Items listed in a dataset
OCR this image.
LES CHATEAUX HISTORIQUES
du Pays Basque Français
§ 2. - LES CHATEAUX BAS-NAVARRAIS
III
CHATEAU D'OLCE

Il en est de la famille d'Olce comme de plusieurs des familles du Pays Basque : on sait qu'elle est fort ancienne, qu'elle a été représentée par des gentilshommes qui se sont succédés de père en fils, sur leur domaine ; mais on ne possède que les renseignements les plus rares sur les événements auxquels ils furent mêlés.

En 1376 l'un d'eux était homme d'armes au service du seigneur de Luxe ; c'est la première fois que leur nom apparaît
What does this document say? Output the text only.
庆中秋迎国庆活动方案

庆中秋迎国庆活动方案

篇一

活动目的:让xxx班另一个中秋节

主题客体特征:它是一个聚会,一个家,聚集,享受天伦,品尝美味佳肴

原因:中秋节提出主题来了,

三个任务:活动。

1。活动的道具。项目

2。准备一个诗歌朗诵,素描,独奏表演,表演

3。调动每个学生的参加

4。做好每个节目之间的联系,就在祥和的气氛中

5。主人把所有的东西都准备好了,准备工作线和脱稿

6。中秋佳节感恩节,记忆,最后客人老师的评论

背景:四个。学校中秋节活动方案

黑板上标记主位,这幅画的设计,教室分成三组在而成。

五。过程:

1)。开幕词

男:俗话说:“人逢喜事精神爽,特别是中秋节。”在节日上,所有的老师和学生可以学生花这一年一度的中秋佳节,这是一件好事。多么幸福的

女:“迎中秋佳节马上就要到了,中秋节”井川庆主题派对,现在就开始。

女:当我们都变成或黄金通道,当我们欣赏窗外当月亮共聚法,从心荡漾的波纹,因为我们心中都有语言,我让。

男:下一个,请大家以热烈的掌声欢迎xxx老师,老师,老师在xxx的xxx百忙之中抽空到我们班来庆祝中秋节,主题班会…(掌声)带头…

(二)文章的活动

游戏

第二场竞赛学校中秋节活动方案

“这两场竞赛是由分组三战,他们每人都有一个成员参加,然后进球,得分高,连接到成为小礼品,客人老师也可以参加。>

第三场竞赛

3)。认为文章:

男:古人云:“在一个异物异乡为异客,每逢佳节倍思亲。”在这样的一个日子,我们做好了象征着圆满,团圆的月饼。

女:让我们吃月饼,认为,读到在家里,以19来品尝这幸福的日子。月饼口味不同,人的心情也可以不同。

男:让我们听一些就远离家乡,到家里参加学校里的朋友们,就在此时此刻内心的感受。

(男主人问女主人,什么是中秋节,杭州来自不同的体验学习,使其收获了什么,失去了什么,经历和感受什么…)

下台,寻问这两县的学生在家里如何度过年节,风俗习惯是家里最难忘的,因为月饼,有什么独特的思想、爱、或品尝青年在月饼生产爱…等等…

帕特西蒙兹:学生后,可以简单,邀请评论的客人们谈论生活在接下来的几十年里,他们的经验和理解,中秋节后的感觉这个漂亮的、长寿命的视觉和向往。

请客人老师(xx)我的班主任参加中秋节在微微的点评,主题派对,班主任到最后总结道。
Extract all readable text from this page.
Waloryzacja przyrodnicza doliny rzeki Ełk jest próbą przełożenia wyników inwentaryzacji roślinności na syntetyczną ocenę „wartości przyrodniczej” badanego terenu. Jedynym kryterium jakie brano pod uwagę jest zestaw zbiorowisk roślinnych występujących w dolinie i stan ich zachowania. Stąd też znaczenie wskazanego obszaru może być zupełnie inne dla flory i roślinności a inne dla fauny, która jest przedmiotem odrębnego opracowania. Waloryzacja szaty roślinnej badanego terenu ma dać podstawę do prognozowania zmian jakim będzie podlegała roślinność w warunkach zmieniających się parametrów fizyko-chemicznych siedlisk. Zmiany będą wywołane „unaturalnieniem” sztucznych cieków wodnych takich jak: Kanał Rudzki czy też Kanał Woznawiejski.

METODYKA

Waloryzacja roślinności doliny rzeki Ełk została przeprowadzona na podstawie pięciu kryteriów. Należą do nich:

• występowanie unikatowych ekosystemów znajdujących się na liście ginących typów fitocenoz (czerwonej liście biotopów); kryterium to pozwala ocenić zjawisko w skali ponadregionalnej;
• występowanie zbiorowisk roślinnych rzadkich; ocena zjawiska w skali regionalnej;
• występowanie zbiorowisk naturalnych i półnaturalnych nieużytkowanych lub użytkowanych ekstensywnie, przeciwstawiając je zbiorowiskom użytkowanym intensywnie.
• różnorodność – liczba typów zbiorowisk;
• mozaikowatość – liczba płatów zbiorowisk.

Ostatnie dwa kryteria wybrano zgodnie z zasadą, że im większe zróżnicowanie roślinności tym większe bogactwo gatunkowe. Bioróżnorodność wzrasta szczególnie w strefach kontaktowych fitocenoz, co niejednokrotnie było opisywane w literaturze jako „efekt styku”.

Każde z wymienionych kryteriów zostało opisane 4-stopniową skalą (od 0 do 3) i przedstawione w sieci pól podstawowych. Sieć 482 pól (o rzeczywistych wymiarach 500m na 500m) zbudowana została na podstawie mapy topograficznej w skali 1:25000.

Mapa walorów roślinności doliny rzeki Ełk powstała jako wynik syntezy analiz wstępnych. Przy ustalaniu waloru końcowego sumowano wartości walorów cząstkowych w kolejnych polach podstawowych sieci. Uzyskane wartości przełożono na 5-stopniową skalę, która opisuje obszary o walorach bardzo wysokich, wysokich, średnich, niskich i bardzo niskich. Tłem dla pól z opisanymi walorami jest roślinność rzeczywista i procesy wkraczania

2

» Exercise details
Pick out all the lines with the word "this" in them and copy them.

» Worked solution
OCR this image.
What does this document say? Output the text only.
Extract all readable text from this page.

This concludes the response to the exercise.